YOUR TASK: Pick every line with "Tararí" from the material below.

INPUT ROWS:
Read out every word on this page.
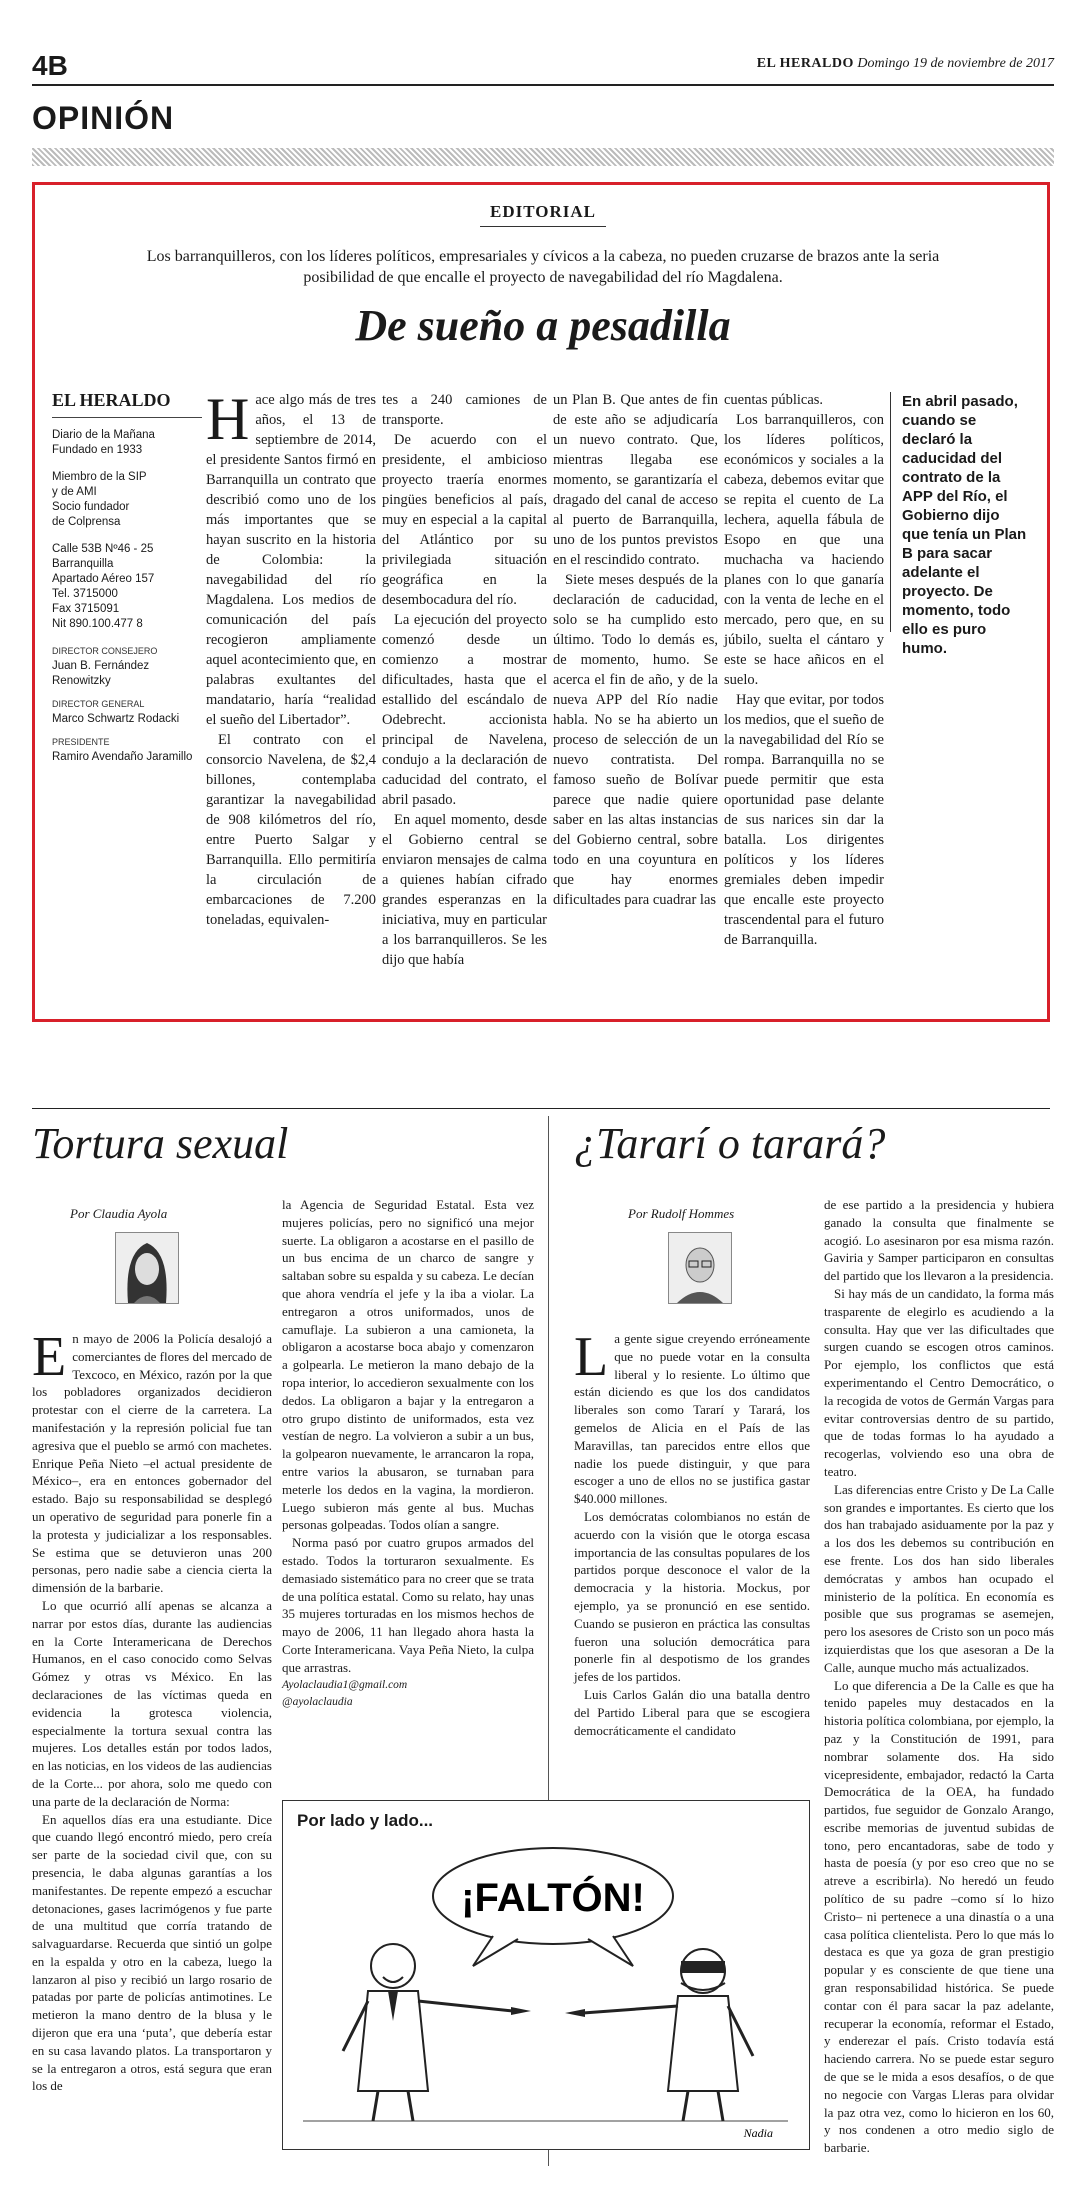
4B	EL HERALDO Domingo 19 de noviembre de 2017
OPINIÓN
EDITORIAL
Los barranquilleros, con los líderes políticos, empresariales y cívicos a la cabeza, no pueden cruzarse de brazos ante la seria posibilidad de que encalle el proyecto de navegabilidad del río Magdalena.
De sueño a pesadilla
EL HERALDO

Diario de la Mañana
Fundado en 1933

Miembro de la SIP
y de AMI
Socio fundador
de Colprensa

Calle 53B Nº46 - 25
Barranquilla
Apartado Aéreo 157
Tel. 3715000
Fax 3715091
Nit 890.100.477 8

DIRECTOR CONSEJERO
Juan B. Fernández Renowitzky
DIRECTOR GENERAL
Marco Schwartz Rodacki
PRESIDENTE
Ramiro Avendaño Jaramillo

Hace algo más de tres años, el 13 de septiembre de 2014, el presidente Santos firmó en Barranquilla un contrato que describió como uno de los más importantes que se hayan suscrito en la historia de Colombia: la navegabilidad del río Magdalena. Los medios de comunicación del país recogieron ampliamente aquel acontecimiento que, en palabras exultantes del mandatario, haría “realidad el sueño del Libertador”.

El contrato con el consorcio Navelena, de $2,4 billones, contemplaba garantizar la navegabilidad de 908 kilómetros del río, entre Puerto Salgar y Barranquilla. Ello permitiría la circulación de embarcaciones de 7.200 toneladas, equivalen-

tes a 240 camiones de transporte.

De acuerdo con el presidente, el ambicioso proyecto traería enormes pingües beneficios al país, muy en especial a la capital del Atlántico por su privilegiada situación geográfica en la desembocadura del río.

La ejecución del proyecto comenzó desde un comienzo a mostrar dificultades, hasta que el estallido del escándalo de Odebrecht. accionista principal de Navelena, condujo a la declaración de caducidad del contrato, el abril pasado.

En aquel momento, desde el Gobierno central se enviaron mensajes de calma a quienes habían cifrado grandes esperanzas en la iniciativa, muy en particular a los barranquilleros. Se les dijo que había

un Plan B. Que antes de fin de este año se adjudicaría un nuevo contrato. Que, mientras llegaba ese momento, se garantizaría el dragado del canal de acceso al puerto de Barranquilla, uno de los puntos previstos en el rescindido contrato.

Siete meses después de la declaración de caducidad, solo se ha cumplido esto último. Todo lo demás es, de momento, humo. Se acerca el fin de año, y de la nueva APP del Río nadie habla. No se ha abierto un proceso de selección de un nuevo contratista. Del famoso sueño de Bolívar parece que nadie quiere saber en las altas instancias del Gobierno central, sobre todo en una coyuntura en que hay enormes dificultades para cuadrar las

cuentas públicas.

Los barranquilleros, con los líderes políticos, económicos y sociales a la cabeza, debemos evitar que se repita el cuento de La lechera, aquella fábula de Esopo en que una muchacha va haciendo planes con lo que ganaría con la venta de leche en el mercado, pero que, en su júbilo, suelta el cántaro y este se hace añicos en el suelo.

Hay que evitar, por todos los medios, que el sueño de la navegabilidad del Río se rompa. Barranquilla no se puede permitir que esta oportunidad pase delante de sus narices sin dar la batalla. Los dirigentes políticos y los líderes gremiales deben impedir que encalle este proyecto trascendental para el futuro de Barranquilla.

En abril pasado, cuando se declaró la caducidad del contrato de la APP del Río, el Gobierno dijo que tenía un Plan B para sacar adelante el proyecto. De momento, todo ello es puro humo.
Tortura sexual
Por Claudia Ayola

En mayo de 2006 la Policía desalojó a comerciantes de flores del mercado de Texcoco, en México, razón por la que los pobladores organizados decidieron protestar con el cierre de la carretera. La manifestación y la represión policial fue tan agresiva que el pueblo se armó con machetes. Enrique Peña Nieto –el actual presidente de México–, era en entonces gobernador del estado. Bajo su responsabilidad se desplegó un operativo de seguridad para ponerle fin a la protesta y judicializar a los responsables. Se estima que se detuvieron unas 200 personas, pero nadie sabe a ciencia cierta la dimensión de la barbarie.

Lo que ocurrió allí apenas se alcanza a narrar por estos días, durante las audiencias en la Corte Interamericana de Derechos Humanos, en el caso conocido como Selvas Gómez y otras vs México. En las declaraciones de las víctimas queda en evidencia la grotesca violencia, especialmente la tortura sexual contra las mujeres. Los detalles están por todos lados, en las noticias, en los videos de las audiencias de la Corte... por ahora, solo me quedo con una parte de la declaración de Norma:

En aquellos días era una estudiante. Dice que cuando llegó encontró miedo, pero creía ser parte de la sociedad civil que, con su presencia, le daba algunas garantías a los manifestantes. De repente empezó a escuchar detonaciones, gases lacrimógenos y fue parte de una multitud que corría tratando de salvaguardarse. Recuerda que sintió un golpe en la espalda y otro en la cabeza, luego la lanzaron al piso y recibió un largo rosario de patadas por parte de policías antimotines. Le metieron la mano dentro de la blusa y le dijeron que era una ‘puta’, que debería estar en su casa lavando platos. La transportaron y se la entregaron a otros, está segura que eran los de

la Agencia de Seguridad Estatal. Esta vez mujeres policías, pero no significó una mejor suerte. La obligaron a acostarse en el pasillo de un bus encima de un charco de sangre y saltaban sobre su espalda y su cabeza. Le decían que ahora vendría el jefe y la iba a violar. La entregaron a otros uniformados, unos de camuflaje. La subieron a una camioneta, la obligaron a acostarse boca abajo y comenzaron a golpearla. Le metieron la mano debajo de la ropa interior, lo accedieron sexualmente con los dedos. La obligaron a bajar y la entregaron a otro grupo distinto de uniformados, esta vez vestían de negro. La volvieron a subir a un bus, la golpearon nuevamente, le arrancaron la ropa, entre varios la abusaron, se turnaban para meterle los dedos en la vagina, la mordieron. Luego subieron más gente al bus. Muchas personas golpeadas. Todos olían a sangre.

Norma pasó por cuatro grupos armados del estado. Todos la torturaron sexualmente. Es demasiado sistemático para no creer que se trata de una política estatal. Como su relato, hay unas 35 mujeres torturadas en los mismos hechos de mayo de 2006, 11 han llegado ahora hasta la Corte Interamericana. Vaya Peña Nieto, la culpa que arrastras.

Ayolaclaudia1@gmail.com

@ayolaclaudia

¿Tararí o tarará?
Por Rudolf Hommes

La gente sigue creyendo erróneamente que no puede votar en la consulta liberal y lo resiente. Lo último que están diciendo es que los dos candidatos liberales son como Tararí y Tarará, los gemelos de Alicia en el País de las Maravillas, tan parecidos entre ellos que nadie los puede distinguir, y que para escoger a uno de ellos no se justifica gastar $40.000 millones.

Los demócratas colombianos no están de acuerdo con la visión que le otorga escasa importancia de las consultas populares de los partidos porque desconoce el valor de la democracia y la historia. Mockus, por ejemplo, ya se pronunció en ese sentido. Cuando se pusieron en práctica las consultas fueron una solución democrática para ponerle fin al despotismo de los grandes jefes de los partidos.

Luis Carlos Galán dio una batalla dentro del Partido Liberal para que se escogiera democráticamente el candidato

de ese partido a la presidencia y hubiera ganado la consulta que finalmente se acogió. Lo asesinaron por esa misma razón. Gaviria y Samper participaron en consultas del partido que los llevaron a la presidencia.

Si hay más de un candidato, la forma más trasparente de elegirlo es acudiendo a la consulta. Hay que ver las dificultades que surgen cuando se escogen otros caminos. Por ejemplo, los conflictos que está experimentando el Centro Democrático, o la recogida de votos de Germán Vargas para evitar controversias dentro de su partido, que de todas formas lo ha ayudado a recogerlas, volviendo eso una obra de teatro.

Las diferencias entre Cristo y De La Calle son grandes e importantes. Es cierto que los dos han trabajado asiduamente por la paz y a los dos les debemos su contribución en ese frente. Los dos han sido liberales demócratas y ambos han ocupado el ministerio de la política. En economía es posible que sus programas se asemejen, pero los asesores de Cristo son un poco más izquierdistas que los que asesoran a De la Calle, aunque mucho más actualizados.

Lo que diferencia a De la Calle es que ha tenido papeles muy destacados en la historia política colombiana, por ejemplo, la paz y la Constitución de 1991, para nombrar solamente dos. Ha sido vicepresidente, embajador, redactó la Carta Democrática de la OEA, ha fundado partidos, fue seguidor de Gonzalo Arango, escribe memorias de juventud subidas de tono, pero encantadoras, sabe de todo y hasta de poesía (y por eso creo que no se atreve a escribirla). No heredó un feudo político de su padre –como sí lo hizo Cristo– ni pertenece a una dinastía o a una casa política clientelista. Pero lo que más lo destaca es que ya goza de gran prestigio popular y es consciente de que tiene una gran responsabilidad histórica. Se puede contar con él para sacar la paz adelante, recuperar la economía, reformar el Estado, y enderezar el país. Cristo todavía está haciendo carrera. No se puede estar seguro de que se le mida a esos desafíos, o de que no negocie con Vargas Lleras para olvidar la paz otra vez, como lo hicieron en los 60, y nos condenen a otro medio siglo de barbarie.

Por lado y lado...
¡FALTÓN!
Nadia
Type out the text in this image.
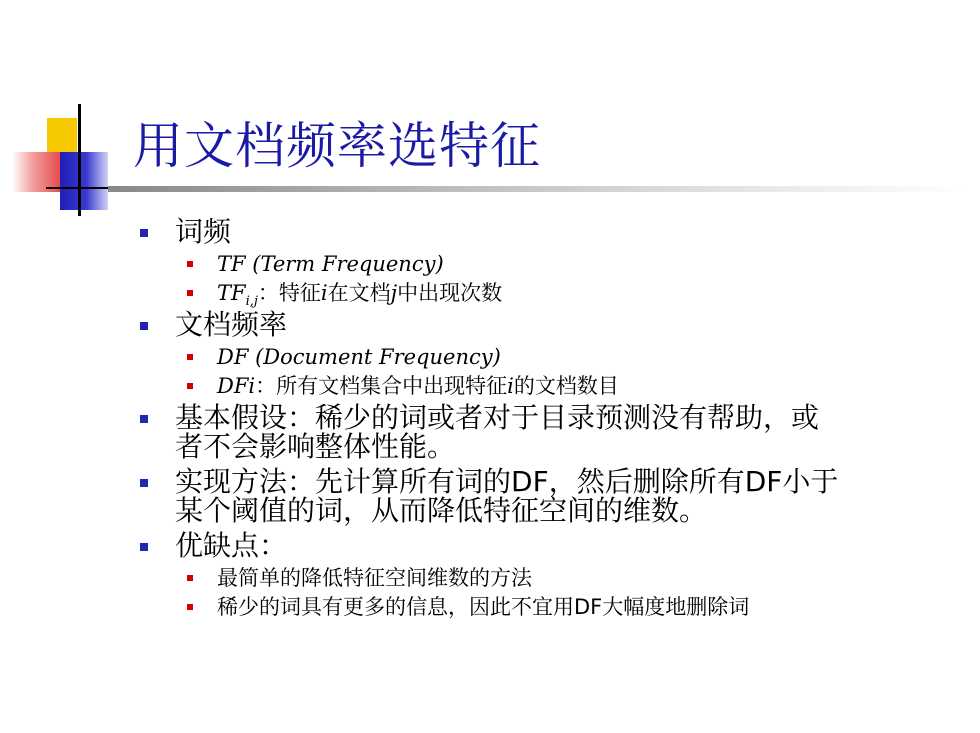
用文档频率选特征
词频
TF (Term Frequency)
$TF_{i,j}$：特征i在文档j中出现次数
文档频率
DF (Document Frequency)
DFi：所有文档集合中出现特征i的文档数目
基本假设：稀少的词或者对于目录预测没有帮助，或
者不会影响整体性能。
实现方法：先计算所有词的DF，然后删除所有DF小于
某个阈值的词，从而降低特征空间的维数。
优缺点：
最简单的降低特征空间维数的方法
稀少的词具有更多的信息，因此不宜用DF大幅度地删除词
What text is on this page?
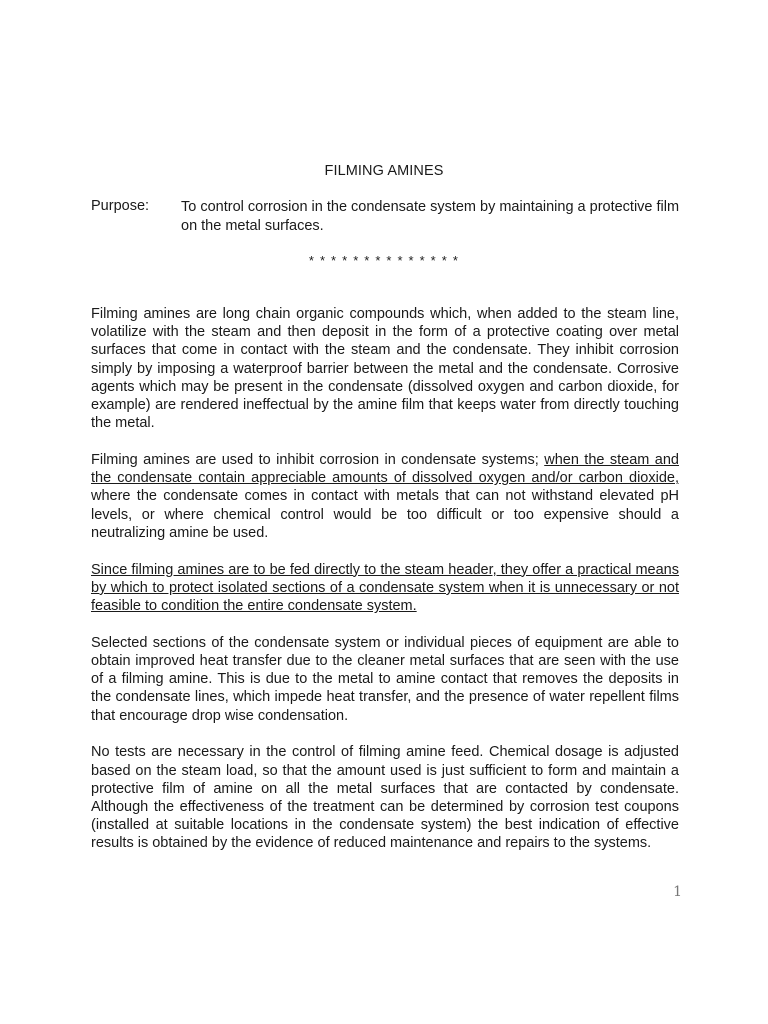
FILMING AMINES
Purpose: To control corrosion in the condensate system by maintaining a protective film on the metal surfaces.
* * * * * * * * * * * * * *

Filming amines are long chain organic compounds which, when added to the steam line, volatilize with the steam and then deposit in the form of a protective coating over metal surfaces that come in contact with the steam and the condensate. They inhibit corrosion simply by imposing a waterproof barrier between the metal and the condensate. Corrosive agents which may be present in the condensate (dissolved oxygen and carbon dioxide, for example) are rendered ineffectual by the amine film that keeps water from directly touching the metal.

Filming amines are used to inhibit corrosion in condensate systems; when the steam and the condensate contain appreciable amounts of dissolved oxygen and/or carbon dioxide, where the condensate comes in contact with metals that can not withstand elevated pH levels, or where chemical control would be too difficult or too expensive should a neutralizing amine be used.

Since filming amines are to be fed directly to the steam header, they offer a practical means by which to protect isolated sections of a condensate system when it is unnecessary or not feasible to condition the entire condensate system.

Selected sections of the condensate system or individual pieces of equipment are able to obtain improved heat transfer due to the cleaner metal surfaces that are seen with the use of a filming amine. This is due to the metal to amine contact that removes the deposits in the condensate lines, which impede heat transfer, and the presence of water repellent films that encourage drop wise condensation.

No tests are necessary in the control of filming amine feed. Chemical dosage is adjusted based on the steam load, so that the amount used is just sufficient to form and maintain a protective film of amine on all the metal surfaces that are contacted by condensate. Although the effectiveness of the treatment can be determined by corrosion test coupons (installed at suitable locations in the condensate system) the best indication of effective results is obtained by the evidence of reduced maintenance and repairs to the systems.

1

RESPONSE:
¿Tararí o tarará?
La gente sigue creyendo erróneamente que no puede votar en la consulta liberal y lo resiente. Lo último que están diciendo es que los dos candidatos liberales son como Tararí y Tarará, los gemelos de Alicia en el País de las Maravillas, tan parecidos entre ellos que nadie los puede distinguir, y que para escoger a uno de ellos no se justifica gastar $40.000 millones.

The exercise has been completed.